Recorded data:
────────────────

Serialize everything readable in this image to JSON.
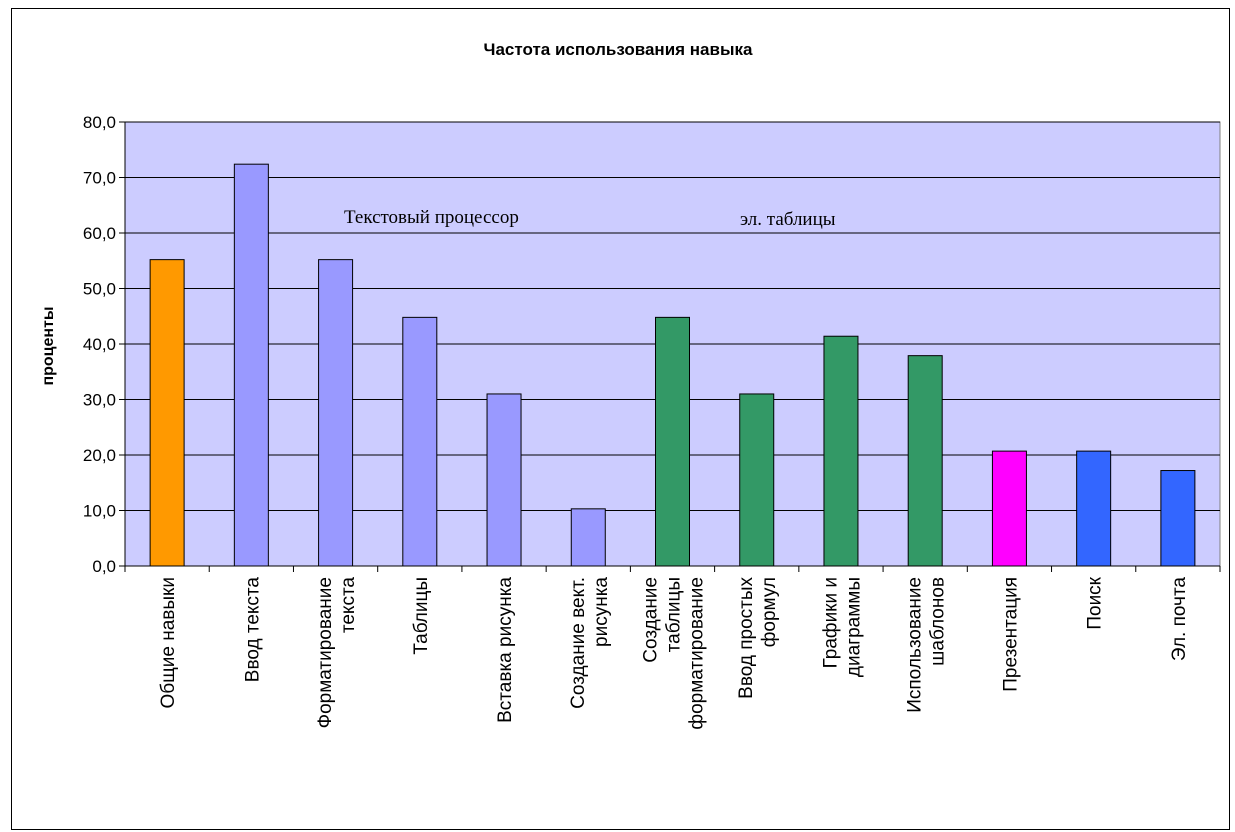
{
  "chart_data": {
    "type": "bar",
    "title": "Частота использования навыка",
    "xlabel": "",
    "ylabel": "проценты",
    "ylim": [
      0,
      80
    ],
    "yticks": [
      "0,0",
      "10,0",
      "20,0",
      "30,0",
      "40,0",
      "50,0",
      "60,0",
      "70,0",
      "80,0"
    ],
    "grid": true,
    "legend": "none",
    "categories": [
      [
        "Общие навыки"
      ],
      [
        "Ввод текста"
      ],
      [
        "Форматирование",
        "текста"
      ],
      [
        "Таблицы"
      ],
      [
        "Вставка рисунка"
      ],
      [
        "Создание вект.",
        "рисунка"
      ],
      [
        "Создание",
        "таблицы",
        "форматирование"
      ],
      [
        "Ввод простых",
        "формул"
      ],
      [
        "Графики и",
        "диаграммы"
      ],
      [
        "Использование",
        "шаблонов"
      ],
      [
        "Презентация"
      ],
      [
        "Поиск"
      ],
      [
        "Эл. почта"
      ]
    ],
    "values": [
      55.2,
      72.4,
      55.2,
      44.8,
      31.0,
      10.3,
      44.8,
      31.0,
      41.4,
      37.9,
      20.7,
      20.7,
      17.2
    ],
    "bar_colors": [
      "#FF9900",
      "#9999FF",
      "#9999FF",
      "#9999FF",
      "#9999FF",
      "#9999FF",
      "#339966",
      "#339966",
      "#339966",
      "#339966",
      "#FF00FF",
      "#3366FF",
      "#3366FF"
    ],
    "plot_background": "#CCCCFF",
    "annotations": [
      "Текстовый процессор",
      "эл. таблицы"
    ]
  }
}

────────────────

What this task involves: Using the records above, retype everything exactly except the pictures.

The reply:
Serialize everything readable in this image to JSON.
{
  "chart_data": {
    "type": "bar",
    "title": "Частота использования навыка",
    "xlabel": "",
    "ylabel": "проценты",
    "ylim": [
      0,
      80
    ],
    "yticks": [
      "0,0",
      "10,0",
      "20,0",
      "30,0",
      "40,0",
      "50,0",
      "60,0",
      "70,0",
      "80,0"
    ],
    "grid": true,
    "legend": "none",
    "categories": [
      [
        "Общие навыки"
      ],
      [
        "Ввод текста"
      ],
      [
        "Форматирование",
        "текста"
      ],
      [
        "Таблицы"
      ],
      [
        "Вставка рисунка"
      ],
      [
        "Создание вект.",
        "рисунка"
      ],
      [
        "Создание",
        "таблицы",
        "форматирование"
      ],
      [
        "Ввод простых",
        "формул"
      ],
      [
        "Графики и",
        "диаграммы"
      ],
      [
        "Использование",
        "шаблонов"
      ],
      [
        "Презентация"
      ],
      [
        "Поиск"
      ],
      [
        "Эл. почта"
      ]
    ],
    "values": [
      55.2,
      72.4,
      55.2,
      44.8,
      31.0,
      10.3,
      44.8,
      31.0,
      41.4,
      37.9,
      20.7,
      20.7,
      17.2
    ],
    "bar_colors": [
      "#FF9900",
      "#9999FF",
      "#9999FF",
      "#9999FF",
      "#9999FF",
      "#9999FF",
      "#339966",
      "#339966",
      "#339966",
      "#339966",
      "#FF00FF",
      "#3366FF",
      "#3366FF"
    ],
    "plot_background": "#CCCCFF",
    "annotations": [
      "Текстовый процессор",
      "эл. таблицы"
    ]
  }
}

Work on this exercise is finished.